» Problem requirements
From the entries below, gather each line containing the word "Canada".

Extracted records
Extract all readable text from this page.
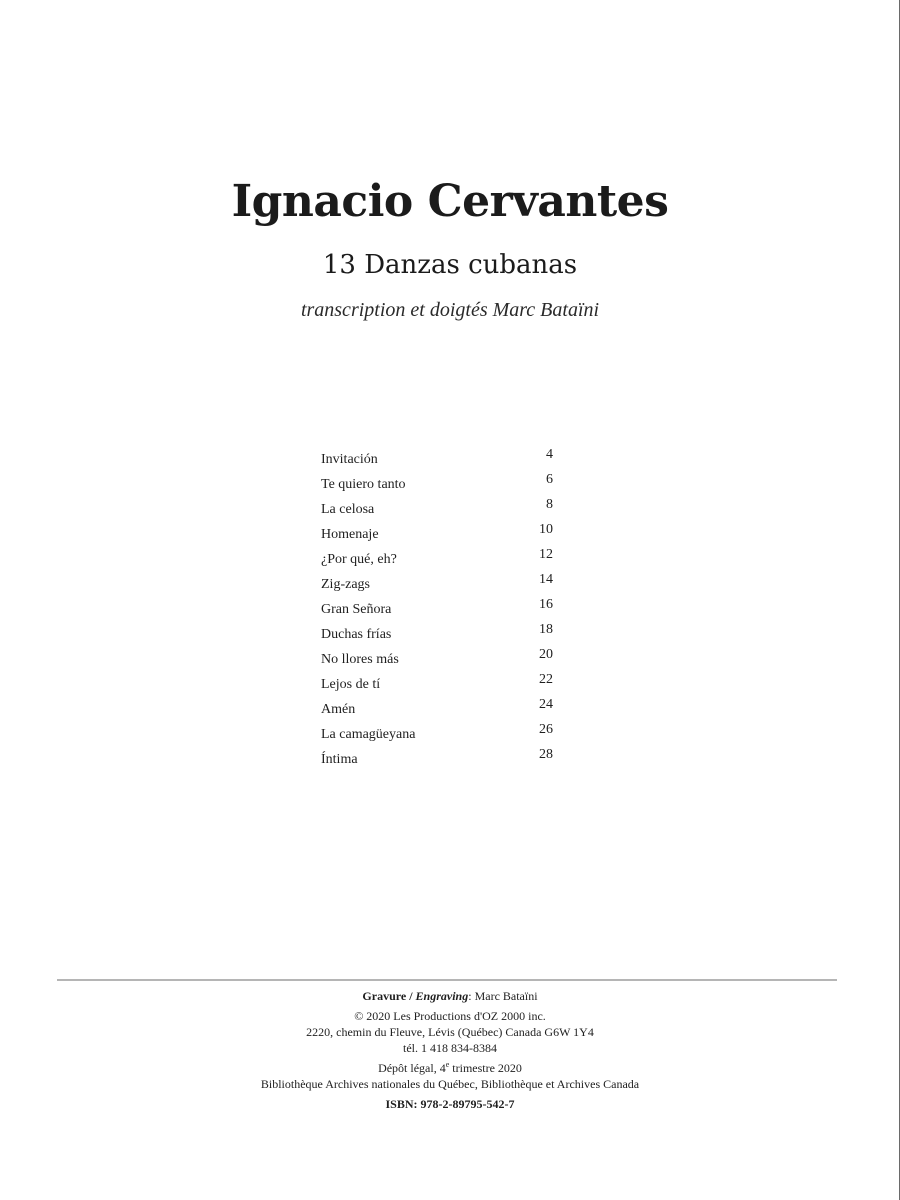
Ignacio Cervantes
13 Danzas cubanas
transcription et doigtés Marc Bataïni
Invitación	4
Te quiero tanto	6
La celosa	8
Homenaje	10
¿Por qué, eh?	12
Zig-zags	14
Gran Señora	16
Duchas frías	18
No llores más	20
Lejos de tí	22
Amén	24
La camagüeyana	26
Íntima	28
Gravure / Engraving: Marc Bataïni
© 2020 Les Productions d'OZ 2000 inc.
2220, chemin du Fleuve, Lévis (Québec) Canada G6W 1Y4
tél. 1 418 834-8384
Dépôt légal, 4e trimestre 2020
Bibliothèque Archives nationales du Québec, Bibliothèque et Archives Canada
ISBN: 978-2-89795-542-7
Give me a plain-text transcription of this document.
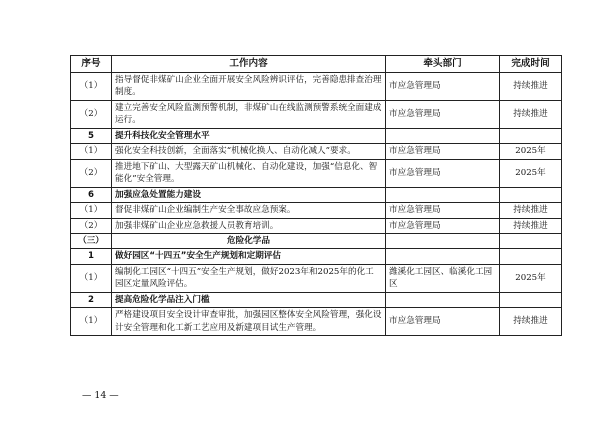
序号	工作内容	牵头部门	完成时间
（1）	指导督促非煤矿山企业全面开展安全风险辨识评估，完善隐患排查治理制度。	市应急管理局	持续推进
（2）	建立完善安全风险监测预警机制，非煤矿山在线监测预警系统全面建成运行。	市应急管理局	持续推进
5	提升科技化安全管理水平		
（1）	强化安全科技创新，全面落实“机械化换人、自动化减人”要求。	市应急管理局	2025年
（2）	推进地下矿山、大型露天矿山机械化、自动化建设，加强“信息化、智能化”安全管理。	市应急管理局	2025年
6	加强应急处置能力建设		
（1）	督促非煤矿山企业编制生产安全事故应急预案。	市应急管理局	持续推进
（2）	加强非煤矿山企业应急救援人员教育培训。	市应急管理局	持续推进
（三）	危险化学品		
1	做好园区“十四五”安全生产规划和定期评估		
（1）	编制化工园区“十四五”安全生产规划，做好2023年和2025年的化工园区定量风险评估。	潍溪化工园区、临溪化工园区	2025年
2	提高危险化学品注入门槛		
（1）	严格建设项目安全设计审查审批，加强园区整体安全风险管理，强化设计安全管理和化工新工艺应用及新建项目试生产管理。	市应急管理局	持续推进
— 14 —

» The completed task
2220, chemin du Fleuve, Lévis (Québec) Canada G6W 1Y4
Bibliothèque Archives nationales du Québec, Bibliothèque et Archives Canada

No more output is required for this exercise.